- Listed records
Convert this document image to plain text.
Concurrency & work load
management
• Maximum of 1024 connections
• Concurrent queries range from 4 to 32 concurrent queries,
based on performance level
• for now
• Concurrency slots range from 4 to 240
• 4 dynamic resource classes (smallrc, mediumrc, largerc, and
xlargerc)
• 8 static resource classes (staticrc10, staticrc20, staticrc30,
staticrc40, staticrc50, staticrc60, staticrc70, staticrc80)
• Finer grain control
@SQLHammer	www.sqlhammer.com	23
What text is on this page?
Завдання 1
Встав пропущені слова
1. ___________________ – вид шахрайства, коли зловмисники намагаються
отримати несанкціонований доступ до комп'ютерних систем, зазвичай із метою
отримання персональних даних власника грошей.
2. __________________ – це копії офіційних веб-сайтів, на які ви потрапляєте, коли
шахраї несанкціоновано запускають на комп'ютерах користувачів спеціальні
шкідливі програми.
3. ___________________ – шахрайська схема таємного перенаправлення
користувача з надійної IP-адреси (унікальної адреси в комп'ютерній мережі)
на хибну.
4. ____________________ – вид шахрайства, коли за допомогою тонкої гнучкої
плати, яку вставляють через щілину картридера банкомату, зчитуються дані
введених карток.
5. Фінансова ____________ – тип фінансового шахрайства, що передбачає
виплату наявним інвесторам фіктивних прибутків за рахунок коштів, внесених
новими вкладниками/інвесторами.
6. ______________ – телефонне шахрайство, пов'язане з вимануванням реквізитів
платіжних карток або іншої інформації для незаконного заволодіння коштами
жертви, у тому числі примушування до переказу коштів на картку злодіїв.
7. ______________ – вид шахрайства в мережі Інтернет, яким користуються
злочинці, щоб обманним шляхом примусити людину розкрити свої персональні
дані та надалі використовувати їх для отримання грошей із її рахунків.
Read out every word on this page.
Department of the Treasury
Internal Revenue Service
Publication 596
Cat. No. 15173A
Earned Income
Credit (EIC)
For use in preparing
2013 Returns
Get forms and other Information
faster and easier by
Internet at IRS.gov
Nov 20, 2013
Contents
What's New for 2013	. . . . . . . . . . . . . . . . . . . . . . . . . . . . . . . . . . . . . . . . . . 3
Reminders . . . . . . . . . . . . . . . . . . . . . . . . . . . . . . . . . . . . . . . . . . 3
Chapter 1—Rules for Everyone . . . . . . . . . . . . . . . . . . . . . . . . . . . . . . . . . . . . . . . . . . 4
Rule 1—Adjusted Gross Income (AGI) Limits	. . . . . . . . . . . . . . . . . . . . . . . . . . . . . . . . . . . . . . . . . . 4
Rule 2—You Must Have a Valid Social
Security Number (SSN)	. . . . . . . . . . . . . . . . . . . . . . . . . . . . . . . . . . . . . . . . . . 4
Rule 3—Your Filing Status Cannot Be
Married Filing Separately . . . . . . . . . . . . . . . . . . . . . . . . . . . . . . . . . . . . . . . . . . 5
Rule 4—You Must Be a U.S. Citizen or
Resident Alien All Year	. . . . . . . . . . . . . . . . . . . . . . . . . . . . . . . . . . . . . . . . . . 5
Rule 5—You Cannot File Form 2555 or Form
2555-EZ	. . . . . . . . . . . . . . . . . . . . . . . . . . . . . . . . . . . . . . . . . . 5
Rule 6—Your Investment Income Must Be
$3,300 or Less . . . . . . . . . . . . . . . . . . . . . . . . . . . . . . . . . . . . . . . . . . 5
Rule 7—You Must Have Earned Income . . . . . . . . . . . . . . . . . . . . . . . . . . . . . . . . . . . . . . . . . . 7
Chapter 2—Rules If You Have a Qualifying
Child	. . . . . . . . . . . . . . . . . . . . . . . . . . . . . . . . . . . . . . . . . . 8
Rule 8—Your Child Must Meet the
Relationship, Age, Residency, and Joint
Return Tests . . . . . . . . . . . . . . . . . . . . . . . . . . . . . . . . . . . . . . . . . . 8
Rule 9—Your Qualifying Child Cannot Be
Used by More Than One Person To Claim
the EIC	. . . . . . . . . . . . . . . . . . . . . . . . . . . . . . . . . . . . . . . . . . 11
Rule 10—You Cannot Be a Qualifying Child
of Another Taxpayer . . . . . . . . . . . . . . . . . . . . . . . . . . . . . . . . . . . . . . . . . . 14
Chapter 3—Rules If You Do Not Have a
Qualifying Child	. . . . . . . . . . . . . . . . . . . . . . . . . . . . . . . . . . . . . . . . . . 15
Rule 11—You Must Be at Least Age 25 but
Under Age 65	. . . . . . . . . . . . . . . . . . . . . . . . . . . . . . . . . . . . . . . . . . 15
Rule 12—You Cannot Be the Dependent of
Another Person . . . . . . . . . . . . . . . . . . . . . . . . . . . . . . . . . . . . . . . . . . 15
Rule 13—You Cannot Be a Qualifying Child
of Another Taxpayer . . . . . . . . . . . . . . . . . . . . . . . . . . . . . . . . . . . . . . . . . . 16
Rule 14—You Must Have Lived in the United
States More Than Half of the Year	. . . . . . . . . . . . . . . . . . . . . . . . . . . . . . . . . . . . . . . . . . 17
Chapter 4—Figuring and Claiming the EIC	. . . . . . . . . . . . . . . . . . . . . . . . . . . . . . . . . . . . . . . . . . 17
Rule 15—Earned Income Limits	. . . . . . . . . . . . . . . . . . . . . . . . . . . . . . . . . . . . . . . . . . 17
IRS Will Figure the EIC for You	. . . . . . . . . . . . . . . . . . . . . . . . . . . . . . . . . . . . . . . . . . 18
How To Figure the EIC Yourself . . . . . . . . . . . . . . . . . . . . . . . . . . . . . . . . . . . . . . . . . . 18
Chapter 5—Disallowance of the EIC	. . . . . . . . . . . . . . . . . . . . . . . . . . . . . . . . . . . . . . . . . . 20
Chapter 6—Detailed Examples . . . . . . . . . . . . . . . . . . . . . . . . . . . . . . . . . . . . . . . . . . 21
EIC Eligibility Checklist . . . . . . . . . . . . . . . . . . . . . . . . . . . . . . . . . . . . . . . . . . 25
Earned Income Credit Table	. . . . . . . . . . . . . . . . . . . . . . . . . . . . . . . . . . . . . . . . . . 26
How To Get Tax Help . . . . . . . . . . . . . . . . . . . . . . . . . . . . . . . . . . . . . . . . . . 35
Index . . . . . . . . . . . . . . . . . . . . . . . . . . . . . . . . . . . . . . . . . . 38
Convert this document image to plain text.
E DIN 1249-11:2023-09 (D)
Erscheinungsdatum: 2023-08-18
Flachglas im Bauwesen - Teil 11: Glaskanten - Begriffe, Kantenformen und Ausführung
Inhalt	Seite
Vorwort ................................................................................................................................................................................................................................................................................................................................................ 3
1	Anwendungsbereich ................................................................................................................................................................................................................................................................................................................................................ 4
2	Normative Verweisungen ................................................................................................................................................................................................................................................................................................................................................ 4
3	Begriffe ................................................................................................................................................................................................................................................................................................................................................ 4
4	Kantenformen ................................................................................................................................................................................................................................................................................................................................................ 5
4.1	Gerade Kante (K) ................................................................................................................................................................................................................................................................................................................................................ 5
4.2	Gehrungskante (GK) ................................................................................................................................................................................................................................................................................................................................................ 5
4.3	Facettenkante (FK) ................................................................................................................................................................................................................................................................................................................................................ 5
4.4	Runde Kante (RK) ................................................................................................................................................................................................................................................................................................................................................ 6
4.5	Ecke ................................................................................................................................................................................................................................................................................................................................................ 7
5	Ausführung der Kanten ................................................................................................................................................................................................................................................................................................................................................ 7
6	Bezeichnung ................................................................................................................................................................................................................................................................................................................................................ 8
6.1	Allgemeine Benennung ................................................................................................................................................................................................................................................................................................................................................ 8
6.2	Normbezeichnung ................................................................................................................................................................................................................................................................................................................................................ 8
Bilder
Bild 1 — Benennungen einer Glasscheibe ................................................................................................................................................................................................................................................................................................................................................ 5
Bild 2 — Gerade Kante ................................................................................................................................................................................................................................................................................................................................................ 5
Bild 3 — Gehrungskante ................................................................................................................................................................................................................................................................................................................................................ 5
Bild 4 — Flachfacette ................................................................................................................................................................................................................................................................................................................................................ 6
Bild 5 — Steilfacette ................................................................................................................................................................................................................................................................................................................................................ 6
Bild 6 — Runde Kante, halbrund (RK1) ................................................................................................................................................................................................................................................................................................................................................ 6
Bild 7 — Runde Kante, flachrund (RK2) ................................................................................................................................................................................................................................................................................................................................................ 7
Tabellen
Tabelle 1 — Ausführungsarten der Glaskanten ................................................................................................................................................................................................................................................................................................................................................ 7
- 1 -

- Exercise goal
Above are the records; copy every line in them that holds the word "classes".

- Response to this task
• 4 dynamic resource classes (smallrc, mediumrc, largerc, and
• 8 static resource classes (staticrc10, staticrc20, staticrc30,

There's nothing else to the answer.